## Start DATASET
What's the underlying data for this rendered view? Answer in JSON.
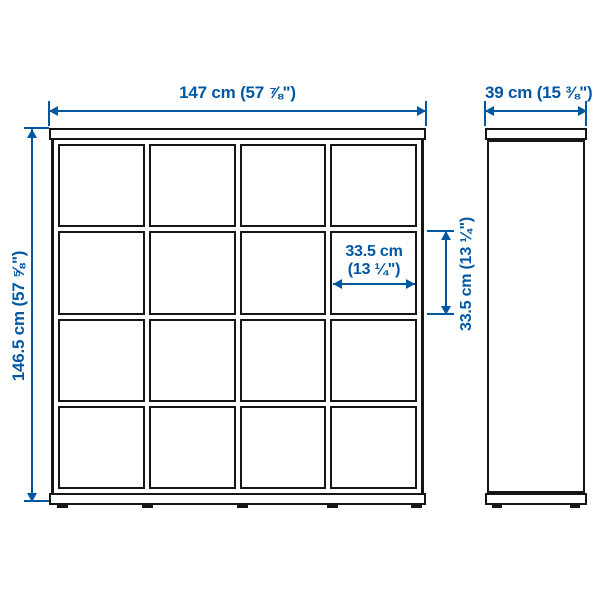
{
  "diagram": {
    "unit_front": {
      "rows": 4,
      "cols": 4,
      "cells": 16
    },
    "dimensions": {
      "total_width": "147 cm (57 ⅞\")",
      "total_depth": "39 cm (15 ⅜\")",
      "total_height": "146.5 cm (57 ⅝\")",
      "cell_width_line1": "33.5 cm",
      "cell_width_line2": "(13 ¼\")",
      "cell_height": "33.5 cm (13 ¼\")"
    },
    "colors": {
      "dimension_accent": "#0058a3",
      "outline": "#161616",
      "background": "#ffffff"
    }
  }
}
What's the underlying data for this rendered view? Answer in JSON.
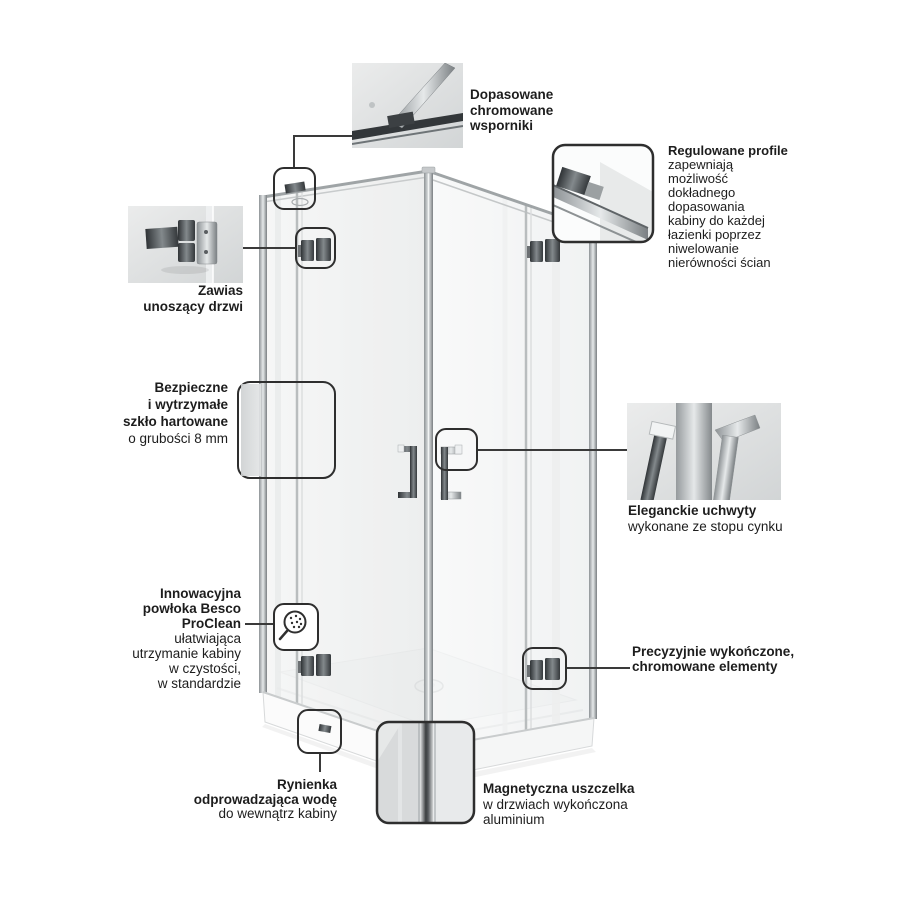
{
  "page": {
    "type": "product-feature-infographic",
    "product": "corner shower enclosure (kabina prysznicowa)",
    "background": "#ffffff"
  },
  "colors": {
    "text": "#1d1d1d",
    "connector_line": "#3a3a3a",
    "highlight_border": "#2e2e2e",
    "chrome_dark": "#44484b",
    "chrome_light": "#d9dcdd",
    "glass_tint": "#eef0f0"
  },
  "callouts": {
    "brackets": {
      "bold": "Dopasowane\nchromowane\nwsporniki",
      "regular": ""
    },
    "profiles": {
      "bold": "Regulowane profile",
      "regular": "zapewniają\nmożliwość\ndokładnego\ndopasowania\nkabiny do każdej\nłazienki poprzez\nniwelowanie\nnierówności ścian"
    },
    "hinge": {
      "bold": "Zawias\nunoszący drzwi",
      "regular": ""
    },
    "glass": {
      "bold": "Bezpieczne\ni wytrzymałe\nszkło hartowane",
      "regular": "o grubości 8 mm"
    },
    "handles": {
      "bold": "Eleganckie uchwyty",
      "regular": "wykonane ze stopu cynku"
    },
    "proclean": {
      "bold": "Innowacyjna\npowłoka Besco\nProClean",
      "regular": "ułatwiająca\nutrzymanie kabiny\nw czystości,\nw standardzie"
    },
    "chrome_elements": {
      "bold": "Precyzyjnie wykończone,\nchromowane elementy",
      "regular": ""
    },
    "drain_channel": {
      "bold": "Rynienka\nodprowadzająca wodę",
      "regular": "do wewnątrz kabiny"
    },
    "magnet_seal": {
      "bold": "Magnetyczna uszczelka",
      "regular": "w drzwiach wykończona\naluminium"
    }
  }
}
## End DATASET
* _DIRECTIONS FOR THIS TASK_: Search the entries for the word "ffffff" and copy every line that has it.

* _EXERCISE SOLUTION_:
      "background": "#ffffff"
    "background": "#ffffff"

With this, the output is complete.